Report every line in the listing that contains the string "dissolves".
======== Data excerpts ========
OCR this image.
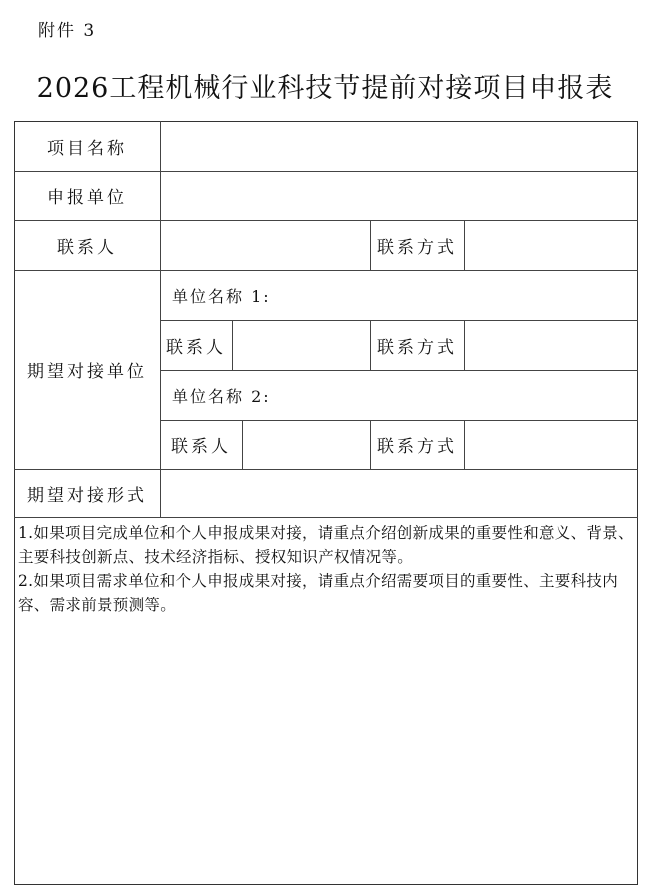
附件 3
2026工程机械行业科技节提前对接项目申报表
项目名称
申报单位
联系人	联系方式
期望对接单位
单位名称 1:
联系人	联系方式
单位名称 2:
联系人	联系方式
期望对接形式

1.如果项目完成单位和个人申报成果对接，请重点介绍创新成果的重要性和意义、背景、主要科技创新点、技术经济指标、授权知识产权情况等。

2.如果项目需求单位和个人申报成果对接，请重点介绍需要项目的重要性、主要科技内容、需求前景预测等。
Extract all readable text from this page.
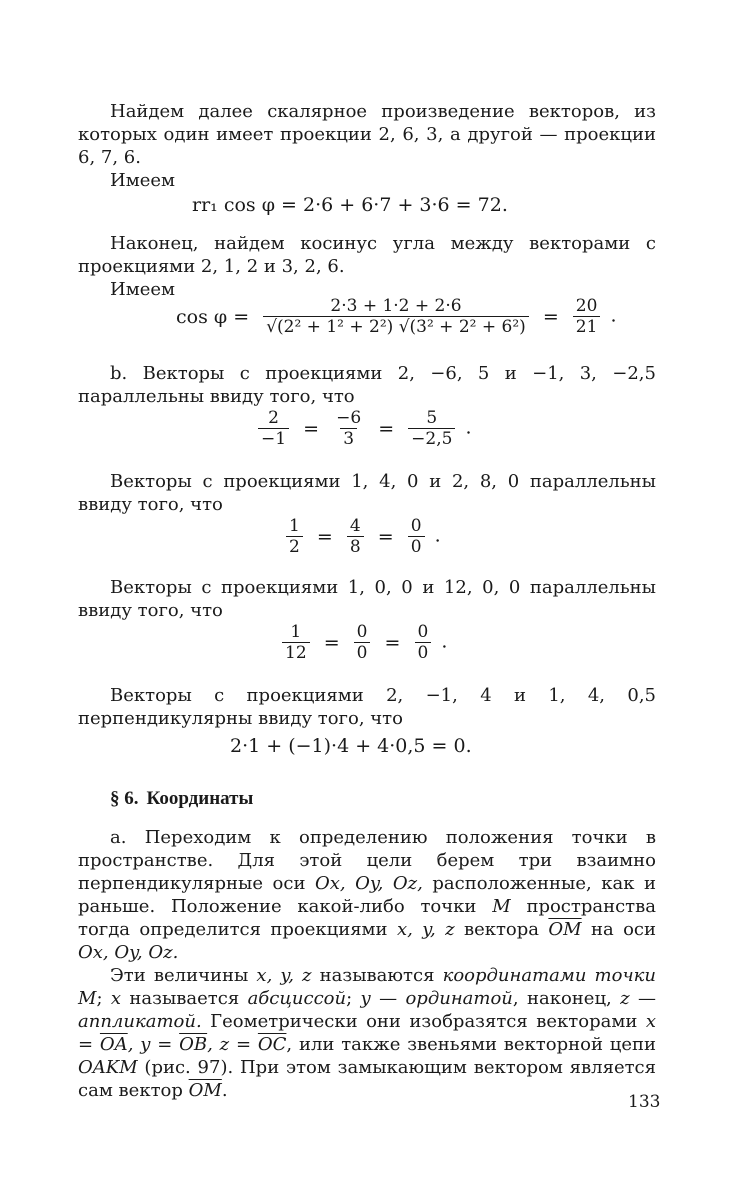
Найдем далее скалярное произведение векторов, из которых один имеет проекции 2, 6, 3, а другой — проекции 6, 7, 6.

Имеем

rr₁ cos φ = 2·6 + 6·7 + 3·6 = 72.

Наконец, найдем косинус угла между векторами с проекциями 2, 1, 2 и 3, 2, 6.

Имеем

$\cos \varphi = \frac{2\cdot 3 + 1\cdot 2 + 2\cdot 6}{\text{√(2² + 1² + 2²) √(3² + 2² + 6²)}} = \frac{20}{21}$ .

b. Векторы с проекциями 2, −6, 5 и −1, 3, −2,5 параллельны ввиду того, что

$\frac{2}{-1} = \frac{-6}{3} = \frac{5}{-2,5}$ .

Векторы с проекциями 1, 4, 0 и 2, 8, 0 параллельны ввиду того, что

$\frac{1}{2} = \frac{4}{8} = \frac{0}{0}$ .

Векторы с проекциями 1, 0, 0 и 12, 0, 0 параллельны ввиду того, что

$\frac{1}{12} = \frac{0}{0} = \frac{0}{0}$ .

Векторы с проекциями 2, −1, 4 и 1, 4, 0,5 перпендикулярны ввиду того, что

2·1 + (−1)·4 + 4·0,5 = 0.
§ 6. Координаты

a. Переходим к определению положения точки в пространстве. Для этой цели берем три взаимно перпендикулярные оси Ox, Oy, Oz, расположенные, как и раньше. Положение какой-либо точки M пространства тогда определится проекциями x, y, z вектора $\overline{OM}$ на оси Ox, Oy, Oz.

Эти величины x, y, z называются координатами точки M; x называется абсциссой; y — ординатой, наконец, z — аппликатой. Геометрически они изобразятся векторами $x = \overline{OA}$, $y = \overline{OB}$, $z = \overline{OC}$, или также звеньями векторной цепи OAKM (рис. 97). При этом замыкающим вектором является сам вектор $\overline{OM}$.

133
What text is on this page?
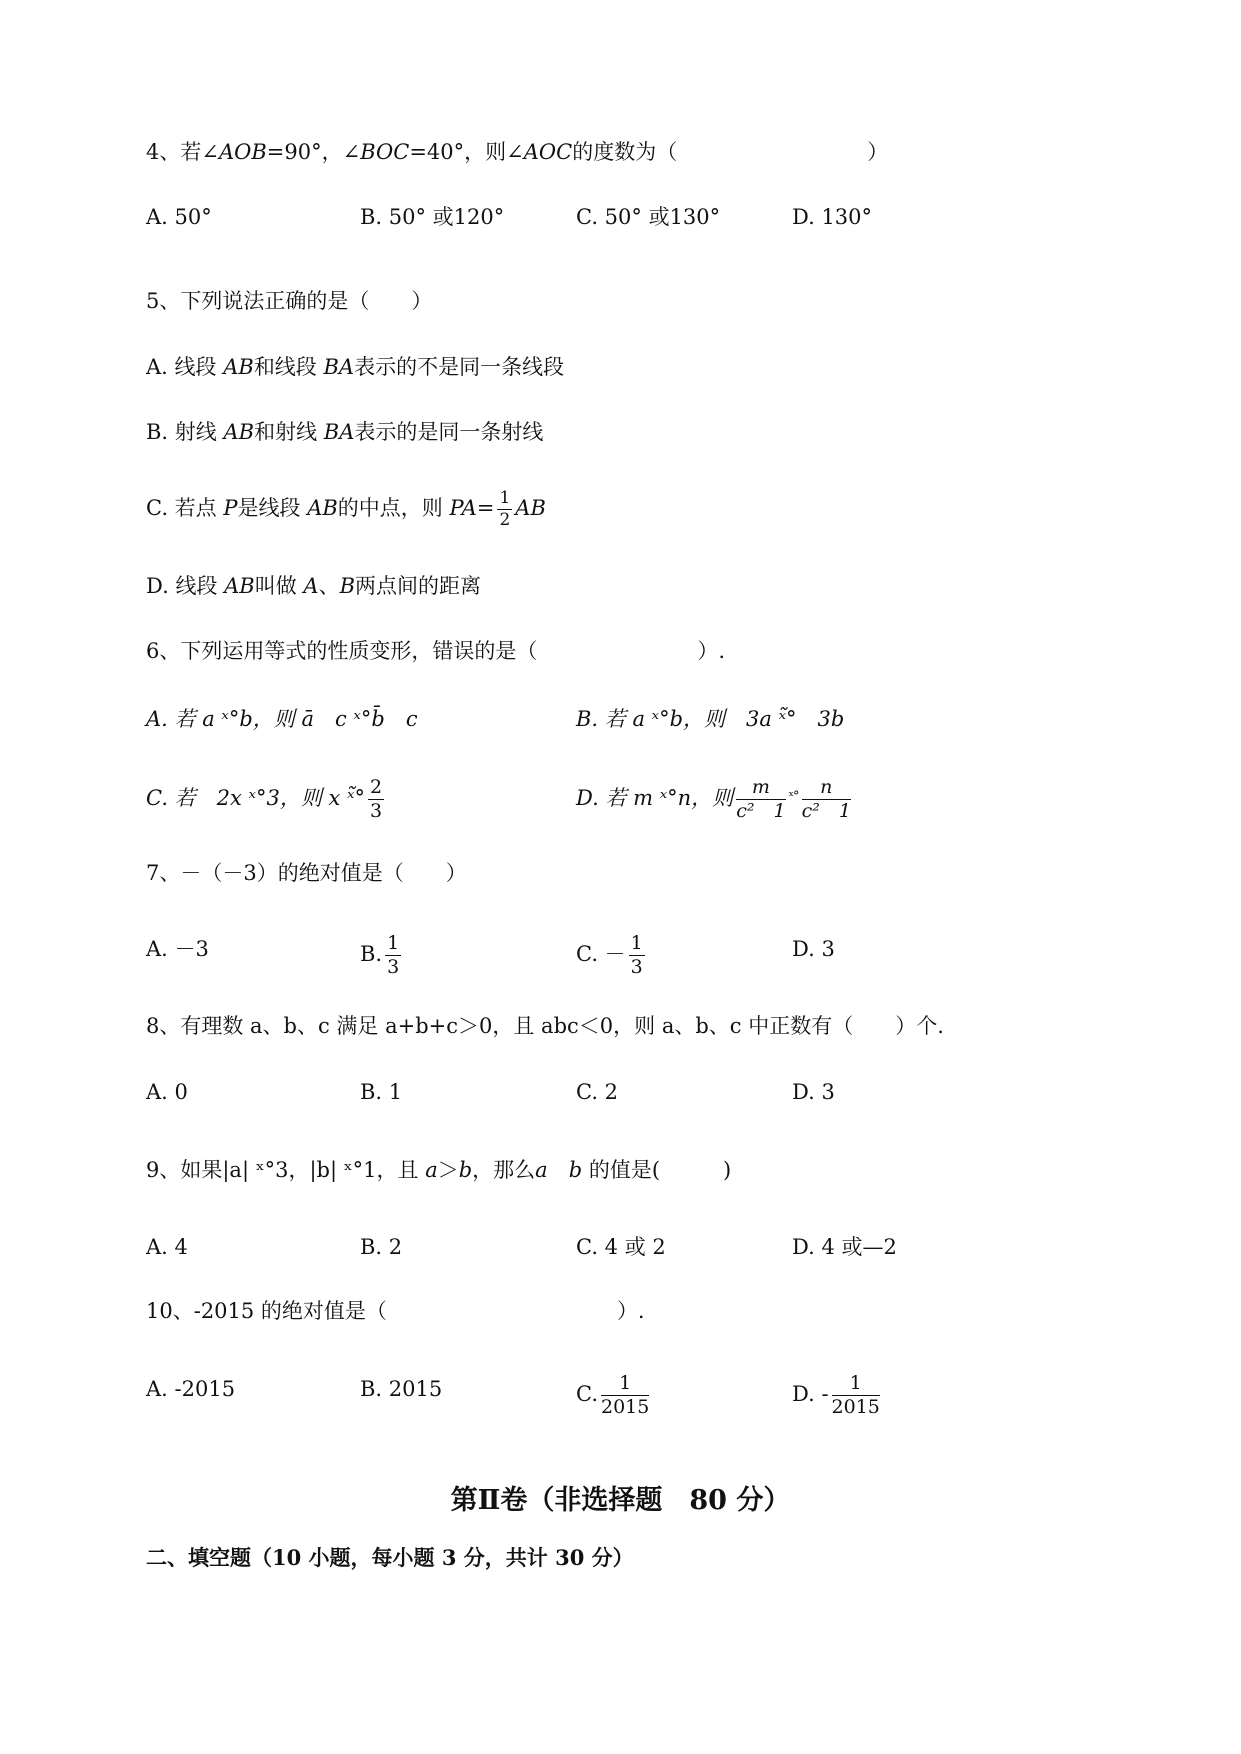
4、若∠AOB=90°，∠BOC=40°，则∠AOC的度数为（	）
A. 50°	B. 50° 或120°	C. 50° 或130°	D. 130°
5、下列说法正确的是（　　）
A. 线段 AB和线段 BA表示的不是同一条线段
B. 射线 AB和射线 BA表示的是同一条射线
C. 若点 P是线段 AB的中点，则 $PA= \frac{1}{2}$ AB
D. 线段 AB叫做 A、B两点间的距离
6、下列运用等式的性质变形，错误的是（	）.
A. 若 a ˣ°b，则 ā　c ˣ°b̄　c	B. 若 a ˣ°b，则　3a ˣ̃°　3b
C. 若　2x ˣ°3，则 x ˣ̃° $\frac{2}{3}$	D. 若 m ˣ°n，则 $\frac{m}{\text{c²　1}} ^{ˣ^\circ} \frac{n}{\text{c²　1}}$
7、－（－3）的绝对值是（　　）
A. －3	B. $\frac{1}{3}$	C. － $\frac{1}{3}$	D. 3
8、有理数 a、b、c 满足 a+b+c＞0，且 abc＜0，则 a、b、c 中正数有（　　）个.
A. 0	B. 1	C. 2	D. 3
9、如果|a| ˣ°3，|b| ˣ°1，且 a＞b，那么a　 b 的值是(　　　)
A. 4	B. 2	C. 4 或 2	D. 4 或—2
10、-2015 的绝对值是（	）.
A. -2015	B. 2015	C. $\frac{1}{2015}$	D. - $\frac{1}{2015}$
第Ⅱ卷（非选择题　80 分）
二、填空题（10 小题，每小题 3 分，共计 30 分）
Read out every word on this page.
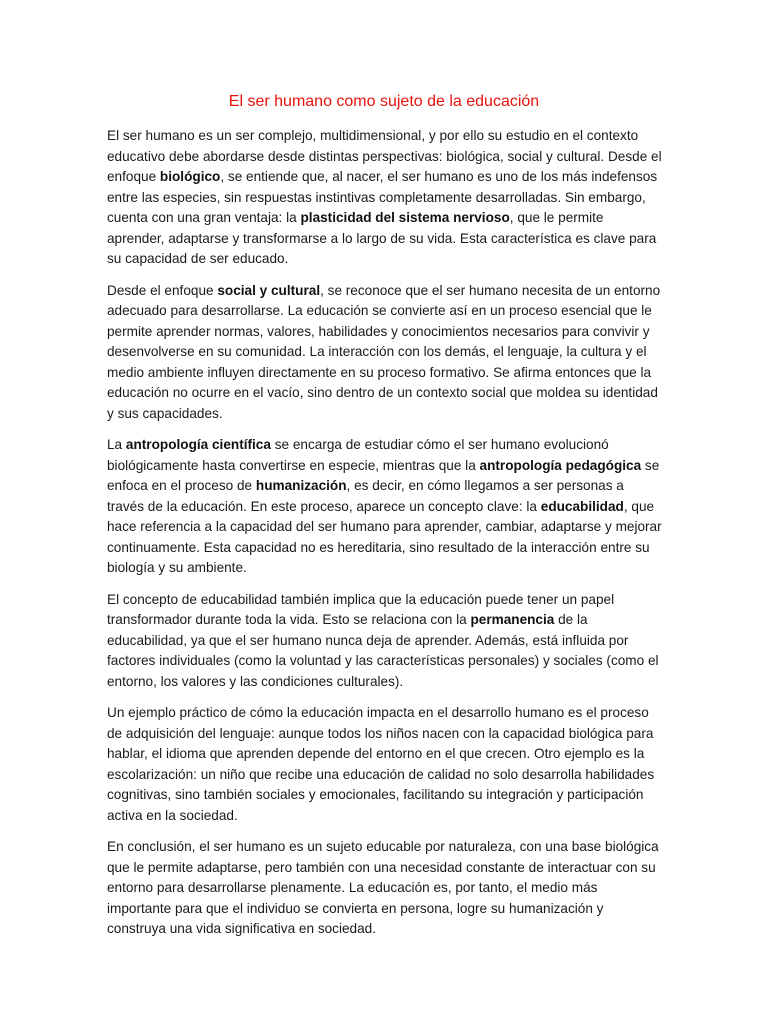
El ser humano como sujeto de la educación

El ser humano es un ser complejo, multidimensional, y por ello su estudio en el contexto educativo debe abordarse desde distintas perspectivas: biológica, social y cultural. Desde el enfoque biológico, se entiende que, al nacer, el ser humano es uno de los más indefensos entre las especies, sin respuestas instintivas completamente desarrolladas. Sin embargo, cuenta con una gran ventaja: la plasticidad del sistema nervioso, que le permite aprender, adaptarse y transformarse a lo largo de su vida. Esta característica es clave para su capacidad de ser educado.

Desde el enfoque social y cultural, se reconoce que el ser humano necesita de un entorno adecuado para desarrollarse. La educación se convierte así en un proceso esencial que le permite aprender normas, valores, habilidades y conocimientos necesarios para convivir y desenvolverse en su comunidad. La interacción con los demás, el lenguaje, la cultura y el medio ambiente influyen directamente en su proceso formativo. Se afirma entonces que la educación no ocurre en el vacío, sino dentro de un contexto social que moldea su identidad y sus capacidades.

La antropología científica se encarga de estudiar cómo el ser humano evolucionó biológicamente hasta convertirse en especie, mientras que la antropología pedagógica se enfoca en el proceso de humanización, es decir, en cómo llegamos a ser personas a través de la educación. En este proceso, aparece un concepto clave: la educabilidad, que hace referencia a la capacidad del ser humano para aprender, cambiar, adaptarse y mejorar continuamente. Esta capacidad no es hereditaria, sino resultado de la interacción entre su biología y su ambiente.

El concepto de educabilidad también implica que la educación puede tener un papel transformador durante toda la vida. Esto se relaciona con la permanencia de la educabilidad, ya que el ser humano nunca deja de aprender. Además, está influida por factores individuales (como la voluntad y las características personales) y sociales (como el entorno, los valores y las condiciones culturales).

Un ejemplo práctico de cómo la educación impacta en el desarrollo humano es el proceso de adquisición del lenguaje: aunque todos los niños nacen con la capacidad biológica para hablar, el idioma que aprenden depende del entorno en el que crecen. Otro ejemplo es la escolarización: un niño que recibe una educación de calidad no solo desarrolla habilidades cognitivas, sino también sociales y emocionales, facilitando su integración y participación activa en la sociedad.

En conclusión, el ser humano es un sujeto educable por naturaleza, con una base biológica que le permite adaptarse, pero también con una necesidad constante de interactuar con su entorno para desarrollarse plenamente. La educación es, por tanto, el medio más importante para que el individuo se convierta en persona, logre su humanización y construya una vida significativa en sociedad.
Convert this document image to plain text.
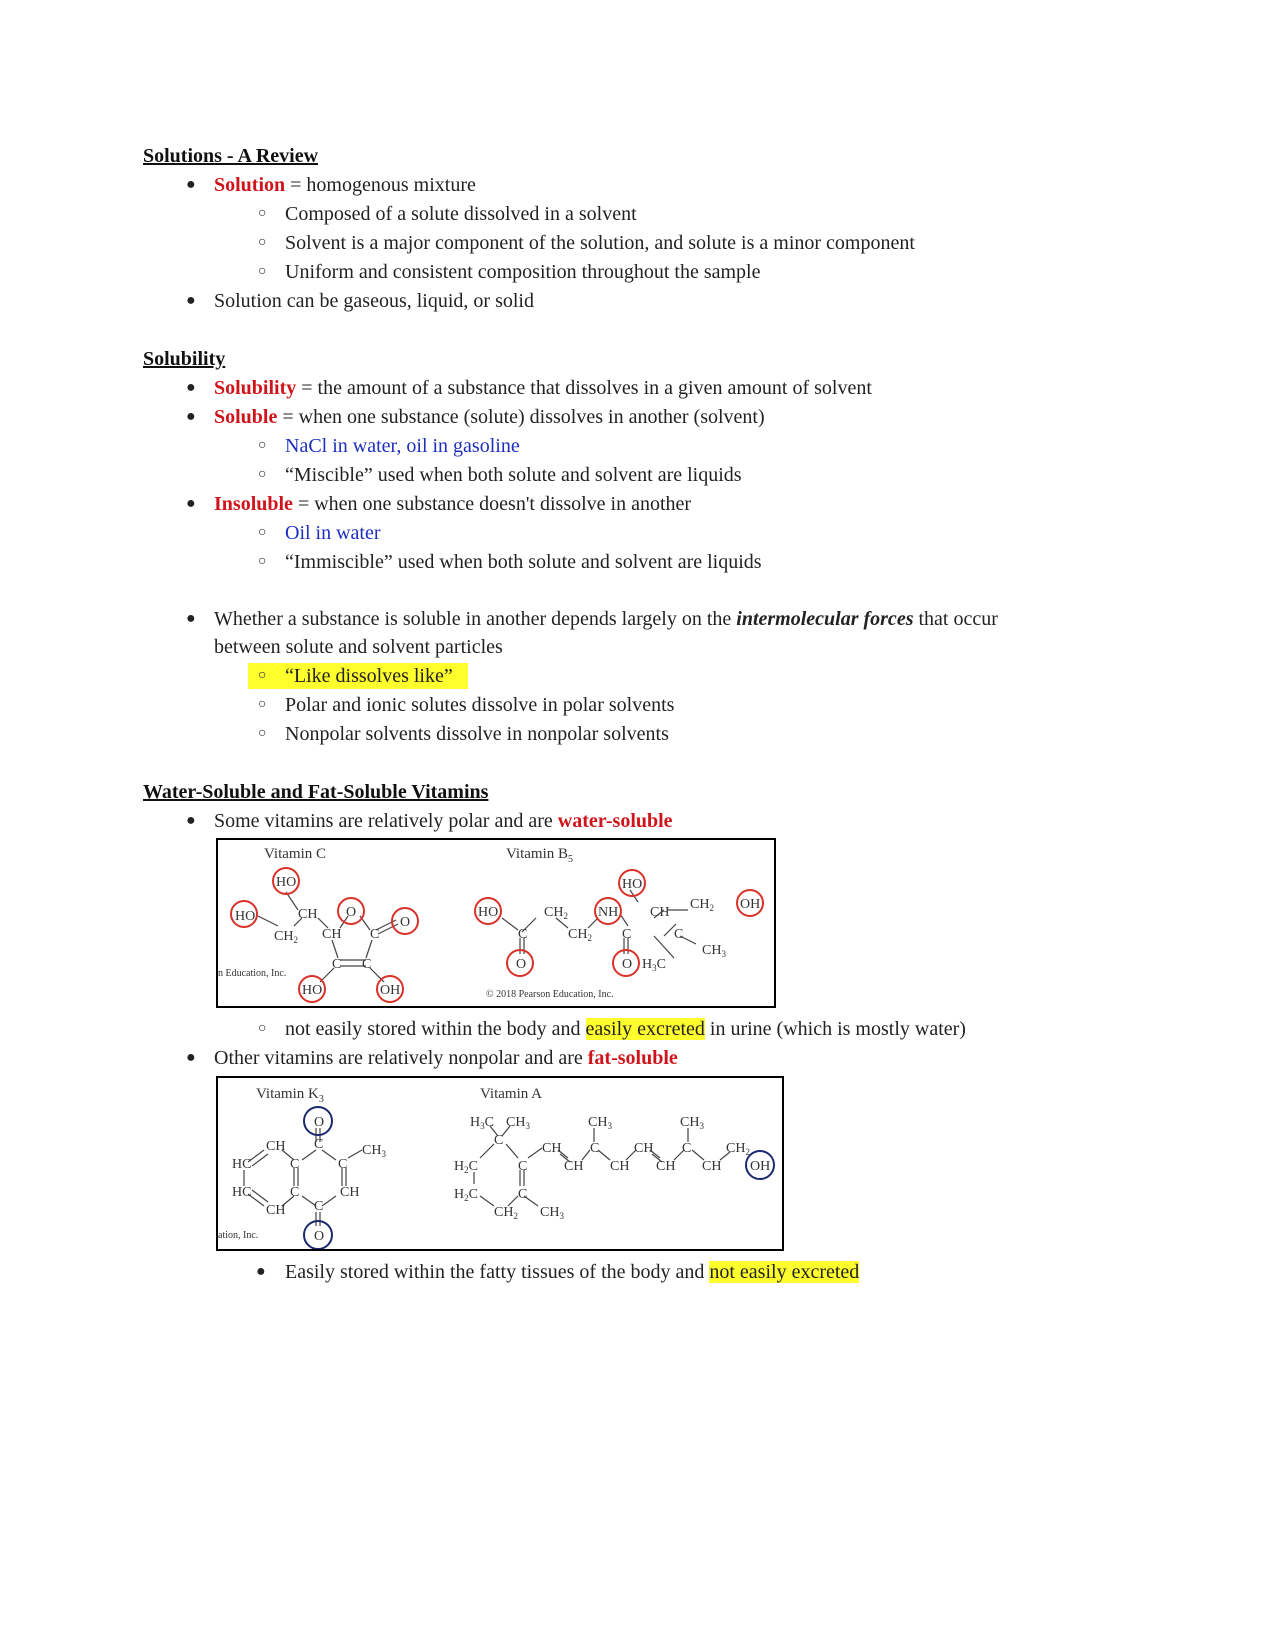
Solutions - A Review
● Solution = homogenous mixture
○ Composed of a solute dissolved in a solvent
○ Solvent is a major component of the solution, and solute is a minor component
○ Uniform and consistent composition throughout the sample
● Solution can be gaseous, liquid, or solid
Solubility
● Solubility = the amount of a substance that dissolves in a given amount of solvent
● Soluble = when one substance (solute) dissolves in another (solvent)
○ NaCl in water, oil in gasoline
○ “Miscible” used when both solute and solvent are liquids
● Insoluble = when one substance doesn't dissolve in another
○ Oil in water
○ “Immiscible” used when both solute and solvent are liquids
● Whether a substance is soluble in another depends largely on the intermolecular forces that occur
between solute and solvent particles
○ “Like dissolves like”
○ Polar and ionic solutes dissolve in polar solvents
○ Nonpolar solvents dissolve in nonpolar solvents
Water-Soluble and Fat-Soluble Vitamins
● Some vitamins are relatively polar and are water-soluble
Vitamin C	Vitamin $B_5$
HO
HO	CH
$CH_2$ CH
O
C
O
C C
HO	OH
HO	$CH_2$
$CH_2$
NH
HO
CH
$CH_2$ OH
C	C	C
$CH_3$
O	O $H_3C$
n Education, Inc.
© 2018 Pearson Education, Inc.
○ not easily stored within the body and easily excreted in urine (which is mostly water)
● Other vitamins are relatively nonpolar and are fat-soluble
Vitamin $K_3$	Vitamin A
O
C
CH	$CH_3$
HC	C	C
HC	C	CH
CH C
O
$H_3C$ $CH_3$
C
$CH_3$	$CH_3$
$H_2C$	C
CH
CH
C
CH
CH
CH
C
CH
$CH_2$
OH
$H_2C$	C
$CH_2$ $CH_3$
ation, Inc.
● Easily stored within the fatty tissues of the body and not easily excreted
========
**Answer to this exercise:**
● Solubility = the amount of a substance that dissolves in a given amount of solvent
● Soluble = when one substance (solute) dissolves in another (solvent)
○ “Like dissolves like”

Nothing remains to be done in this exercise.